**Your goal**: Read the material below and count the lines holding the string "text". Give that count with nothing added.

◇ ◇ ◇ ◇ ◇

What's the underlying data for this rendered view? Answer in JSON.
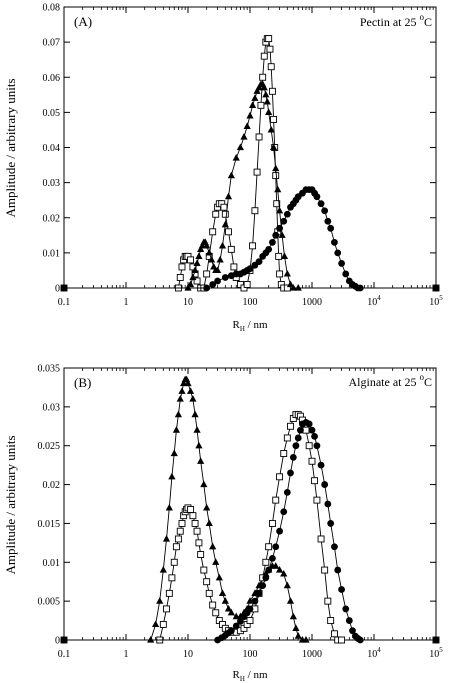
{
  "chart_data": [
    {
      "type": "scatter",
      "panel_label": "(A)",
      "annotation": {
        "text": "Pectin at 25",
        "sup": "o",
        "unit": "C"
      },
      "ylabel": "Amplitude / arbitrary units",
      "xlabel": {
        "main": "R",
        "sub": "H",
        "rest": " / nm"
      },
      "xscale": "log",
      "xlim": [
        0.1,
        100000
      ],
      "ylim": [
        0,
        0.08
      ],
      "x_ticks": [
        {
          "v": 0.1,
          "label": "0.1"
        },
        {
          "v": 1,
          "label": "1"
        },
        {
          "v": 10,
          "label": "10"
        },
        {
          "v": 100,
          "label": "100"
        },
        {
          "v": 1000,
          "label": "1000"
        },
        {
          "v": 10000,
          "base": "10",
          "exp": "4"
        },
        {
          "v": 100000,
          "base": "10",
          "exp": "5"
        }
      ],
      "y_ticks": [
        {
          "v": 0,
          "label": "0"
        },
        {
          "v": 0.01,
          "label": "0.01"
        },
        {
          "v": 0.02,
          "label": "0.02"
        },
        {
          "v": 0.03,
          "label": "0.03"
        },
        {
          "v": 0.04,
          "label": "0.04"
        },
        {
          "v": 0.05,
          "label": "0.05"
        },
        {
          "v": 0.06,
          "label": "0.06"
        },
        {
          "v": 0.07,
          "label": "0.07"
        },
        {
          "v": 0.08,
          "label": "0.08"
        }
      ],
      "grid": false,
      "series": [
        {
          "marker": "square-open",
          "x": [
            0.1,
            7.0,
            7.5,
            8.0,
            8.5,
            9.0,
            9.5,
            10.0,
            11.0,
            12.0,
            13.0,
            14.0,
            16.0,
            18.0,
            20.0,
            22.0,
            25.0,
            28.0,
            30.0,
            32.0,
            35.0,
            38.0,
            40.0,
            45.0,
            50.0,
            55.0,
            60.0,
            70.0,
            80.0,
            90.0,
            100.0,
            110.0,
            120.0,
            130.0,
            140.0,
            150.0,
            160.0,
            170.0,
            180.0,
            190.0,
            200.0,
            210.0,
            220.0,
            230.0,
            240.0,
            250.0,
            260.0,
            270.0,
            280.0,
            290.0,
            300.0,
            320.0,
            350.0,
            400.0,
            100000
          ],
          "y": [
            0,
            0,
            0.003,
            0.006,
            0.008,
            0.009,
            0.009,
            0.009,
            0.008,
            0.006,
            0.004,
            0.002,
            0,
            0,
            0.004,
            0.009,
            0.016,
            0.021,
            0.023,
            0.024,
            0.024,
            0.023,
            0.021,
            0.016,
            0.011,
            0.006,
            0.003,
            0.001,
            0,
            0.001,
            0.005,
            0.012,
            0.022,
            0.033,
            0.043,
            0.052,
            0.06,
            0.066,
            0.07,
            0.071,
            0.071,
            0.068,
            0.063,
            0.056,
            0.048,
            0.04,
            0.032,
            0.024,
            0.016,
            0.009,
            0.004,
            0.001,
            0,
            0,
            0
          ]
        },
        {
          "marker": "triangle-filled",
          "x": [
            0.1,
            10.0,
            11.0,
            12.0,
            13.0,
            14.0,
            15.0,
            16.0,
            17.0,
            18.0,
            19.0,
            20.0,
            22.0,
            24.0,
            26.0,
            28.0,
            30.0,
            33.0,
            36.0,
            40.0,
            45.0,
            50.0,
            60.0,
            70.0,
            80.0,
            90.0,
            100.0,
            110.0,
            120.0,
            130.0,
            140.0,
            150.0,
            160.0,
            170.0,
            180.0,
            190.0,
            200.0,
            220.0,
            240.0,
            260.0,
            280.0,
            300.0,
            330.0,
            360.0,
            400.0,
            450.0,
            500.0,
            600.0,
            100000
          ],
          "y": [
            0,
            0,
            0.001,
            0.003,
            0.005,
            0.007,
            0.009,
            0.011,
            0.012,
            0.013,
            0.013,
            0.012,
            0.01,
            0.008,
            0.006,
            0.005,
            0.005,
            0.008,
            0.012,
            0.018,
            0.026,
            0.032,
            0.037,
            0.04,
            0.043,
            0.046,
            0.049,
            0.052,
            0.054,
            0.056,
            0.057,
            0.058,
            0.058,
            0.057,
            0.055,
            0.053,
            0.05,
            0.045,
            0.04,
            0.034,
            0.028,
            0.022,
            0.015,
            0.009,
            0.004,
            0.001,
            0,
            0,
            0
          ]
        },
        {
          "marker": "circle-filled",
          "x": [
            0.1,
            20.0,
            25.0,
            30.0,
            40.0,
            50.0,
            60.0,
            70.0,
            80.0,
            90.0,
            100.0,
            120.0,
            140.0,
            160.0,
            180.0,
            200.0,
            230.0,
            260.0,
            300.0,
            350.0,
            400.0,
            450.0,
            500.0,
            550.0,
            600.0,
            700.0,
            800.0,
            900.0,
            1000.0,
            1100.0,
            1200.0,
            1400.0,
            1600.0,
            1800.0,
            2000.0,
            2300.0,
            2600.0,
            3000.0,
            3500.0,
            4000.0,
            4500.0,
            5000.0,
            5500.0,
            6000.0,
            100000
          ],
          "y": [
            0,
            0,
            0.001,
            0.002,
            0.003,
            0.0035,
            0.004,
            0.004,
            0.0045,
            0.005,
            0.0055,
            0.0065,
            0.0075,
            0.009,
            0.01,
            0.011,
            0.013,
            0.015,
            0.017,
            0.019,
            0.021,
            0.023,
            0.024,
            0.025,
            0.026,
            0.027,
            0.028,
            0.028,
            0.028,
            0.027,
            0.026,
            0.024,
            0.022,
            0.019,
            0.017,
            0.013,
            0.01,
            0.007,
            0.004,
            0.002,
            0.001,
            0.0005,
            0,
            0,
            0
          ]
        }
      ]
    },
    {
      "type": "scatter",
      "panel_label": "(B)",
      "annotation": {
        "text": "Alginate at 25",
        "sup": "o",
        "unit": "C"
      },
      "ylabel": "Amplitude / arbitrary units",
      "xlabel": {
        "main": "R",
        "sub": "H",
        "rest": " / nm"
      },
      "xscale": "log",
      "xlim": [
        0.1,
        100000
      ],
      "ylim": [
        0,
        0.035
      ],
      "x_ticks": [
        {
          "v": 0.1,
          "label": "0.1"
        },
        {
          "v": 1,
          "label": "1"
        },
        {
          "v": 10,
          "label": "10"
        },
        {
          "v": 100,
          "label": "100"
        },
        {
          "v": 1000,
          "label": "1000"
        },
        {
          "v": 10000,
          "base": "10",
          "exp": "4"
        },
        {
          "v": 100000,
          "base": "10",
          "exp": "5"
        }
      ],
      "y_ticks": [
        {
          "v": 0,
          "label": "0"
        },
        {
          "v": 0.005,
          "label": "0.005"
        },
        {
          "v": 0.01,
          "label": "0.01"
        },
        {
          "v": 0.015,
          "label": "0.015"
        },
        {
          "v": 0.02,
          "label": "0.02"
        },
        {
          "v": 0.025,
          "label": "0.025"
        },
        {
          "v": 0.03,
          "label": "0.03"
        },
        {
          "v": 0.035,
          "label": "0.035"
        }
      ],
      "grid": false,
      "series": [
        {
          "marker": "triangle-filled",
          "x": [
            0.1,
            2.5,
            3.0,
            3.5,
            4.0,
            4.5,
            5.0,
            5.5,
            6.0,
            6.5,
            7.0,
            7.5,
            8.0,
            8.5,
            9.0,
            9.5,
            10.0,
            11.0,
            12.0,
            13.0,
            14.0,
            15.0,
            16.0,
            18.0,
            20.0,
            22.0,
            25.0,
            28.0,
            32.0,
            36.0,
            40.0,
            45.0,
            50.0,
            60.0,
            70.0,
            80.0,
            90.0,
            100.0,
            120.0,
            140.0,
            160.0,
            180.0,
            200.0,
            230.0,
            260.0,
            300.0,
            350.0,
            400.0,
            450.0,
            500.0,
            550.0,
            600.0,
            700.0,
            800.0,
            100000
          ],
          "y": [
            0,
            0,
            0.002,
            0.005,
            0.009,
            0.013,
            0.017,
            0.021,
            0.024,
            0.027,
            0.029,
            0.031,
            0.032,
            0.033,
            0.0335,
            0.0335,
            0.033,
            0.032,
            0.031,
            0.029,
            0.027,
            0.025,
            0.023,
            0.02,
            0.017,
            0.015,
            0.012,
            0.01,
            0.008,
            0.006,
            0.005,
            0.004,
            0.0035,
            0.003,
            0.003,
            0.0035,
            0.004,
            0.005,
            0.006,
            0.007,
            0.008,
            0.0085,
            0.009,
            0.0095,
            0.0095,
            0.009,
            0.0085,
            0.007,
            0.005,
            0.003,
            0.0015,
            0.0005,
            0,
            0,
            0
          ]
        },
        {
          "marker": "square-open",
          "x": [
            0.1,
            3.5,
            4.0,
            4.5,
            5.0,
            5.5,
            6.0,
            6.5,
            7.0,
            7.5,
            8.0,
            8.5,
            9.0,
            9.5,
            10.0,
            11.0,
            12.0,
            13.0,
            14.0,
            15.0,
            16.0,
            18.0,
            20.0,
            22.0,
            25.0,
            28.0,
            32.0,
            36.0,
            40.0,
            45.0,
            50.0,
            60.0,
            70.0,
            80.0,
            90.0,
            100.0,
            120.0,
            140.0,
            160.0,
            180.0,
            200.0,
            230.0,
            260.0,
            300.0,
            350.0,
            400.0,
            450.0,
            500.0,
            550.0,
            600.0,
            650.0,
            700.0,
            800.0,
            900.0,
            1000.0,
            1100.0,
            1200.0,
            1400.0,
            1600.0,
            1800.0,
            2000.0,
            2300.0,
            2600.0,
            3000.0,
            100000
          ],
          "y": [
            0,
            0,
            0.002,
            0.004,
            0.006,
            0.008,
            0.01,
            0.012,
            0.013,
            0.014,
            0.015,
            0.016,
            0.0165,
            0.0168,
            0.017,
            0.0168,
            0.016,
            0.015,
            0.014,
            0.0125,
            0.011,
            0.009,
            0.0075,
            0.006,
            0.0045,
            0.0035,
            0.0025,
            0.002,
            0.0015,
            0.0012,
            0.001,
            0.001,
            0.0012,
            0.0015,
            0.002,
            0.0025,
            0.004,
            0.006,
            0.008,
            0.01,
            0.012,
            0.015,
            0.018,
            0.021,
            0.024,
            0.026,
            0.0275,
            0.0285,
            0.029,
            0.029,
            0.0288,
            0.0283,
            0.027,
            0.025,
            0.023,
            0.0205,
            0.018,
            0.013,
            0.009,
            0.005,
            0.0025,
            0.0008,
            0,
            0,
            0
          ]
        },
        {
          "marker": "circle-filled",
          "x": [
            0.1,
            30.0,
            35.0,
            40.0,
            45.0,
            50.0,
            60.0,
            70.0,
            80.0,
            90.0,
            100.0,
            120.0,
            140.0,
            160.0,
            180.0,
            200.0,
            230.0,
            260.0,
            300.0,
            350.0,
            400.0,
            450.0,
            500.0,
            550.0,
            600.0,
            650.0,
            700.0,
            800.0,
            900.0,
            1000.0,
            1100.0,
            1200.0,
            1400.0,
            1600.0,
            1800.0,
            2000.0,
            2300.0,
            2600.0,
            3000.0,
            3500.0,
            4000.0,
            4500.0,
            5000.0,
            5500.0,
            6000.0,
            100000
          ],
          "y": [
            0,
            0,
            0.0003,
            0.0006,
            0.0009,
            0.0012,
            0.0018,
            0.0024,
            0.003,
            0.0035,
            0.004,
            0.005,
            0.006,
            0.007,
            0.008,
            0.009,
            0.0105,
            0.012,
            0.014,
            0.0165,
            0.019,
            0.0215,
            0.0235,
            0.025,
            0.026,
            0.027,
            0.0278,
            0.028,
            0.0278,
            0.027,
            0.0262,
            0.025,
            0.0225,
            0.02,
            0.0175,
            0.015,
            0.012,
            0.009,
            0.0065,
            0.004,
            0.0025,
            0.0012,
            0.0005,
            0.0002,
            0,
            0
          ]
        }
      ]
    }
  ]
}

◇ ◇ ◇ ◇ ◇

**Full answer**: 2